- _Stored data_
━━━━━━━━

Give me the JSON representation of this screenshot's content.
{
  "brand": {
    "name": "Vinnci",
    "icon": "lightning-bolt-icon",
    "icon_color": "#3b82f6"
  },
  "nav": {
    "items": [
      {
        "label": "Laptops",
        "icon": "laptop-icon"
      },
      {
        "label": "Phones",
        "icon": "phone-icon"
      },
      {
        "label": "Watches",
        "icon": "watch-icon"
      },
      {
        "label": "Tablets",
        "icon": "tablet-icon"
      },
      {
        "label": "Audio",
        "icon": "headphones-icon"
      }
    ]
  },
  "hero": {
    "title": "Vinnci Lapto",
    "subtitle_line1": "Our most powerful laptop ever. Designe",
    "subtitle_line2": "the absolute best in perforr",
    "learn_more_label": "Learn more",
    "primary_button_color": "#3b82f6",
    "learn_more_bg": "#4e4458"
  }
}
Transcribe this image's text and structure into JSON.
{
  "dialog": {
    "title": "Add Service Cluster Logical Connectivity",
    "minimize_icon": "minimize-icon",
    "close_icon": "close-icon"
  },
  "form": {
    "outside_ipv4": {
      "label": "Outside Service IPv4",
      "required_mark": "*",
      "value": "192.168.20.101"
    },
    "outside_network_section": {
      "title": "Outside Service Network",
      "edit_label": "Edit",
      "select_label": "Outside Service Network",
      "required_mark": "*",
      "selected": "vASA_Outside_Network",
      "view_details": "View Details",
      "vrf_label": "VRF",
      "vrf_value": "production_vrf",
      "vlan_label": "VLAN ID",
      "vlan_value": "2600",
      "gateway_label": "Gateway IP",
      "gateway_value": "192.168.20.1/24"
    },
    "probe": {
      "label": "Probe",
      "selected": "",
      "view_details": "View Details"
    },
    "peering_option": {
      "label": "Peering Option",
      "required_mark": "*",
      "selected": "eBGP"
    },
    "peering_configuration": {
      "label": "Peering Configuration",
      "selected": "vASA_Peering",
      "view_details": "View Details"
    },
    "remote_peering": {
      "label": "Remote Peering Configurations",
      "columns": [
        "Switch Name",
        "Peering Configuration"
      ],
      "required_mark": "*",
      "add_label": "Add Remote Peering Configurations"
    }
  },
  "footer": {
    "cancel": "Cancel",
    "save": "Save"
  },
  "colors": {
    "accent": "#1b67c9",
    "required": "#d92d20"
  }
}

━━━━━━━━

- _WORK INSTRUCTIONS_
Retype all the material above precisely, with no line left out.

- _WRITTEN SOLUTION_
Give me the JSON representation of this screenshot's content.
{
  "brand": {
    "name": "Vinnci",
    "icon": "lightning-bolt-icon",
    "icon_color": "#3b82f6"
  },
  "nav": {
    "items": [
      {
        "label": "Laptops",
        "icon": "laptop-icon"
      },
      {
        "label": "Phones",
        "icon": "phone-icon"
      },
      {
        "label": "Watches",
        "icon": "watch-icon"
      },
      {
        "label": "Tablets",
        "icon": "tablet-icon"
      },
      {
        "label": "Audio",
        "icon": "headphones-icon"
      }
    ]
  },
  "hero": {
    "title": "Vinnci Lapto",
    "subtitle_line1": "Our most powerful laptop ever. Designe",
    "subtitle_line2": "the absolute best in perforr",
    "learn_more_label": "Learn more",
    "primary_button_color": "#3b82f6",
    "learn_more_bg": "#4e4458"
  }
}
Transcribe this image's text and structure into JSON.
{
  "dialog": {
    "title": "Add Service Cluster Logical Connectivity",
    "minimize_icon": "minimize-icon",
    "close_icon": "close-icon"
  },
  "form": {
    "outside_ipv4": {
      "label": "Outside Service IPv4",
      "required_mark": "*",
      "value": "192.168.20.101"
    },
    "outside_network_section": {
      "title": "Outside Service Network",
      "edit_label": "Edit",
      "select_label": "Outside Service Network",
      "required_mark": "*",
      "selected": "vASA_Outside_Network",
      "view_details": "View Details",
      "vrf_label": "VRF",
      "vrf_value": "production_vrf",
      "vlan_label": "VLAN ID",
      "vlan_value": "2600",
      "gateway_label": "Gateway IP",
      "gateway_value": "192.168.20.1/24"
    },
    "probe": {
      "label": "Probe",
      "selected": "",
      "view_details": "View Details"
    },
    "peering_option": {
      "label": "Peering Option",
      "required_mark": "*",
      "selected": "eBGP"
    },
    "peering_configuration": {
      "label": "Peering Configuration",
      "selected": "vASA_Peering",
      "view_details": "View Details"
    },
    "remote_peering": {
      "label": "Remote Peering Configurations",
      "columns": [
        "Switch Name",
        "Peering Configuration"
      ],
      "required_mark": "*",
      "add_label": "Add Remote Peering Configurations"
    }
  },
  "footer": {
    "cancel": "Cancel",
    "save": "Save"
  },
  "colors": {
    "accent": "#1b67c9",
    "required": "#d92d20"
  }
}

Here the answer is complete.